**SHORT PROBLEM**
Report the count of lines containing the word "Write" in the entries below, and nothing more.

**SUPPLIED MATERIAL**
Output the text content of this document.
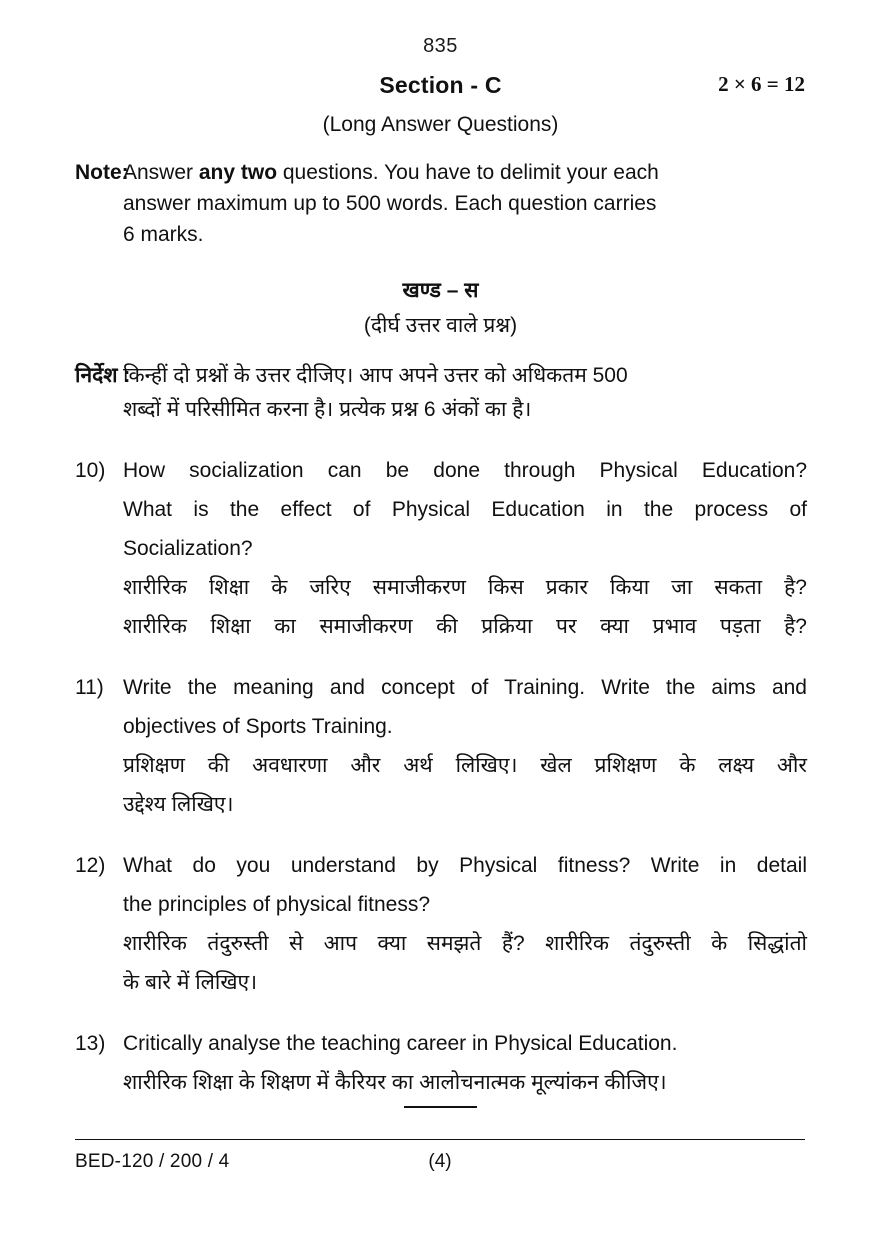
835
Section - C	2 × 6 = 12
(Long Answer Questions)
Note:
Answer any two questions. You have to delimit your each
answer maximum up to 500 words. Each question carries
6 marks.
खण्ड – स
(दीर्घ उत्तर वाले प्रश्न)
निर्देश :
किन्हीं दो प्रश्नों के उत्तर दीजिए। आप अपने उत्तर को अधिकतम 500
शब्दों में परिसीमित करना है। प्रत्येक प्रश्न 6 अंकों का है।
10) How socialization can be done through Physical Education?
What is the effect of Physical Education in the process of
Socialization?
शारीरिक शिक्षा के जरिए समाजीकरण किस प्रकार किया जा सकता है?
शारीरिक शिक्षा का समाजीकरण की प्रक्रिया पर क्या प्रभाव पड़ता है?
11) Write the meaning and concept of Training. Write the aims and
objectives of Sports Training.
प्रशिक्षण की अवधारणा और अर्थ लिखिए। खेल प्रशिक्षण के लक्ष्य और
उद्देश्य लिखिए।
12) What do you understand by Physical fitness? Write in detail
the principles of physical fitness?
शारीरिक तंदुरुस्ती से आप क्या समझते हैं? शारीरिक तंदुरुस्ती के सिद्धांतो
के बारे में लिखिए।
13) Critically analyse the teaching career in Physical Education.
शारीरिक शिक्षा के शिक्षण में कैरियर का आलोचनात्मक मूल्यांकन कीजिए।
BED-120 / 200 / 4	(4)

**SOLUTION**
2